> **Task instructions**: Check the listing below for lines with the word "title" and say how many there are, with nothing but the number.

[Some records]
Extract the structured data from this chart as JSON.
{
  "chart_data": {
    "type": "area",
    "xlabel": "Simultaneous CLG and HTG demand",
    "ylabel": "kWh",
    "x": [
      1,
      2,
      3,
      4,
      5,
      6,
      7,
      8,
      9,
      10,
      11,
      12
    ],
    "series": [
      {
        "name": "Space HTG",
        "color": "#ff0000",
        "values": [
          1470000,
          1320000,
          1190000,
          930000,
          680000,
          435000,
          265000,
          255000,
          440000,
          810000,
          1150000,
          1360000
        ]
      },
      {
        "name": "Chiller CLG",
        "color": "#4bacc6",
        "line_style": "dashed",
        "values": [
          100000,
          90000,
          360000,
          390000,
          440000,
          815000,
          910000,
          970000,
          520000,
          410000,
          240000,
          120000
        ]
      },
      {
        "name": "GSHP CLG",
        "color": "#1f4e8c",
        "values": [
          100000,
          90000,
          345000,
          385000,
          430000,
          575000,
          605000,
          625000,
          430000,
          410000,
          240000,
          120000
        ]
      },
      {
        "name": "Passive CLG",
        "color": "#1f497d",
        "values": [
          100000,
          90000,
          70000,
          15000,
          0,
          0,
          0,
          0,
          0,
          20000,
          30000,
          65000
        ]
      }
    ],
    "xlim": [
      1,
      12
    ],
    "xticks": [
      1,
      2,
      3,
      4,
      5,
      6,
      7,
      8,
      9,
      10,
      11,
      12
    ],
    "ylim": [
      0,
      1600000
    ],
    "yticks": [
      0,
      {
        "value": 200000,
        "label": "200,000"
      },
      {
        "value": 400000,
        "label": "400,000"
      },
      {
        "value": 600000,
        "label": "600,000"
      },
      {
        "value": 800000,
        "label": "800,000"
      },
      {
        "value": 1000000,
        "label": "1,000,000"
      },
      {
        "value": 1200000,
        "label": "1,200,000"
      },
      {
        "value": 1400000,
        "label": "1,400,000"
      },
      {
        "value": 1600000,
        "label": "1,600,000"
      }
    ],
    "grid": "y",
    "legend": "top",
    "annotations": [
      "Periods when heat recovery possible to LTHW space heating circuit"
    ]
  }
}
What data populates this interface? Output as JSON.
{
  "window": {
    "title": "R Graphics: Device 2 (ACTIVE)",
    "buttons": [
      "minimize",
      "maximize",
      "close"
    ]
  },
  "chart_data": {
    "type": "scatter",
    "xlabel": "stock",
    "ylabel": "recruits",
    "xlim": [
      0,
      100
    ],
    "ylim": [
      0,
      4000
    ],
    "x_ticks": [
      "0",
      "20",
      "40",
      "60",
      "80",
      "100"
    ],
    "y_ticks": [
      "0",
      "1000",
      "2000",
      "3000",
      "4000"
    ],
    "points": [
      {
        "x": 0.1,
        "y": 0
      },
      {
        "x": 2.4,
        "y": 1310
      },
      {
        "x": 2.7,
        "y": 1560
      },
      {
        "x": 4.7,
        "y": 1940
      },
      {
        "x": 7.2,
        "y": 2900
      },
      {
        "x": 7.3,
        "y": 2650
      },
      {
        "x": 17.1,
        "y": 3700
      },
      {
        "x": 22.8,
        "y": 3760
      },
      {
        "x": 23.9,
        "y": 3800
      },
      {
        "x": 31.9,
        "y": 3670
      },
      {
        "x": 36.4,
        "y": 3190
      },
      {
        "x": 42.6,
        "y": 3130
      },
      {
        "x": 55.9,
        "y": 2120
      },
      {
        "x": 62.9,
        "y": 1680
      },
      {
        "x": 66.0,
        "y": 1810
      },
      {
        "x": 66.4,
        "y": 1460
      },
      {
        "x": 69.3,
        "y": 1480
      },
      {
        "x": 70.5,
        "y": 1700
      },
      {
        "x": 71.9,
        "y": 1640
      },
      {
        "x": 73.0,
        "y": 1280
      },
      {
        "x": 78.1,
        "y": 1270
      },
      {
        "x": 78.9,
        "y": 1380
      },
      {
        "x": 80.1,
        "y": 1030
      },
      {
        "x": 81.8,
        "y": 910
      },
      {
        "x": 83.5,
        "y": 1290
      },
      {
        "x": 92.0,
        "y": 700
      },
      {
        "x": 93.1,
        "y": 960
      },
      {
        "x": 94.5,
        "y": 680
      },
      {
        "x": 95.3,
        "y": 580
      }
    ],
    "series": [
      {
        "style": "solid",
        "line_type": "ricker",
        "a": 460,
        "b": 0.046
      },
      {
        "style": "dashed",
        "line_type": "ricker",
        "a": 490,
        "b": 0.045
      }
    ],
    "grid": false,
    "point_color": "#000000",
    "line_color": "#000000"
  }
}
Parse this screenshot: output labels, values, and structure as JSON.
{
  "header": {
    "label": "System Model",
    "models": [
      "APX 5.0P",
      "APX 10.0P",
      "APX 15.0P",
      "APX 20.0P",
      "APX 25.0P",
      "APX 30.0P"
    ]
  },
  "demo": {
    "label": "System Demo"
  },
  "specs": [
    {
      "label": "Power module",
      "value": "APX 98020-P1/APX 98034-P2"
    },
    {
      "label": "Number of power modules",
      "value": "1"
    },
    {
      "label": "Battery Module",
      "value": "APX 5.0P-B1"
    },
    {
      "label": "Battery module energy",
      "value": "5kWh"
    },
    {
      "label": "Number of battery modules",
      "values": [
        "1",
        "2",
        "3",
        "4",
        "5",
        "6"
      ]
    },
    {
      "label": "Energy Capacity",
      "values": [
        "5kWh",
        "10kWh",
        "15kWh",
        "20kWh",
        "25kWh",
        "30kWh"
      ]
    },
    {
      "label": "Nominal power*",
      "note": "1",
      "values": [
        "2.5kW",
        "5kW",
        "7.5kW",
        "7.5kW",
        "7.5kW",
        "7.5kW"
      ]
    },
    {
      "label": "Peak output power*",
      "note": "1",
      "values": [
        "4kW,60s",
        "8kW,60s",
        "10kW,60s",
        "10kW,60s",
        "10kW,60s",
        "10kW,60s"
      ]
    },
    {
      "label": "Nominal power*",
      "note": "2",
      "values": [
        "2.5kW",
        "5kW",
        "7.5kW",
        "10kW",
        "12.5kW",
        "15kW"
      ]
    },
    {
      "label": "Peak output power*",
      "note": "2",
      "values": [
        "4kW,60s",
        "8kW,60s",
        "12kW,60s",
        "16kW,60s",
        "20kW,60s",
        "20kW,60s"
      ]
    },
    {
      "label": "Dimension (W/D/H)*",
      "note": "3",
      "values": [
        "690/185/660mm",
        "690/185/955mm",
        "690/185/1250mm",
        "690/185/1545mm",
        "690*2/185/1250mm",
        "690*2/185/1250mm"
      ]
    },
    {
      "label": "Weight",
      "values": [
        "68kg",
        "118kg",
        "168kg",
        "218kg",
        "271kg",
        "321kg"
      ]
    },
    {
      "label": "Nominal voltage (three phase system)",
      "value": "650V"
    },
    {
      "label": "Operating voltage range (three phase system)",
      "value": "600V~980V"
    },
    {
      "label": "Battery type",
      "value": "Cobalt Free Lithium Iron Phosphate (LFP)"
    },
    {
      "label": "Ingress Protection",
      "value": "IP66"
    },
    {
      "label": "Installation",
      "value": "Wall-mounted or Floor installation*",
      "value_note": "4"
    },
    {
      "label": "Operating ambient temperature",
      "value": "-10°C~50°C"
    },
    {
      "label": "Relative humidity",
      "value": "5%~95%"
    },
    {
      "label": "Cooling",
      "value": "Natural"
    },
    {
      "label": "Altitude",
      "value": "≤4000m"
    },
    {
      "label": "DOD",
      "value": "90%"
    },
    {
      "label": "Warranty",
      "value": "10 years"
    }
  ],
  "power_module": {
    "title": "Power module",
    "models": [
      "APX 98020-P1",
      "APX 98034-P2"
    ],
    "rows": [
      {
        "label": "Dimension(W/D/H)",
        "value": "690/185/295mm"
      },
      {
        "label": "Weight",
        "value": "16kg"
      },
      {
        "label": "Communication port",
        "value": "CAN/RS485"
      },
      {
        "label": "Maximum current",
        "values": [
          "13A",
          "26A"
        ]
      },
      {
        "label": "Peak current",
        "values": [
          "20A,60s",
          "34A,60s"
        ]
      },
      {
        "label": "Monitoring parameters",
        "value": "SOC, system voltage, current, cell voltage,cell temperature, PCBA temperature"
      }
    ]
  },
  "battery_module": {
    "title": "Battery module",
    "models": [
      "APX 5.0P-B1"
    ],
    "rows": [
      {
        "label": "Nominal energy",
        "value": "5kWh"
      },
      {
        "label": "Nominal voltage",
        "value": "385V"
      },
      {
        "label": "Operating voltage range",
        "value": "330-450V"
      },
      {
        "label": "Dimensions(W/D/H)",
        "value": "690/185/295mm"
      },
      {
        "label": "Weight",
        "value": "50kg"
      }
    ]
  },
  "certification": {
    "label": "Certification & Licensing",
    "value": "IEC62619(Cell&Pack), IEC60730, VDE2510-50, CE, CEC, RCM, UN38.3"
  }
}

> **Exercise response**: 3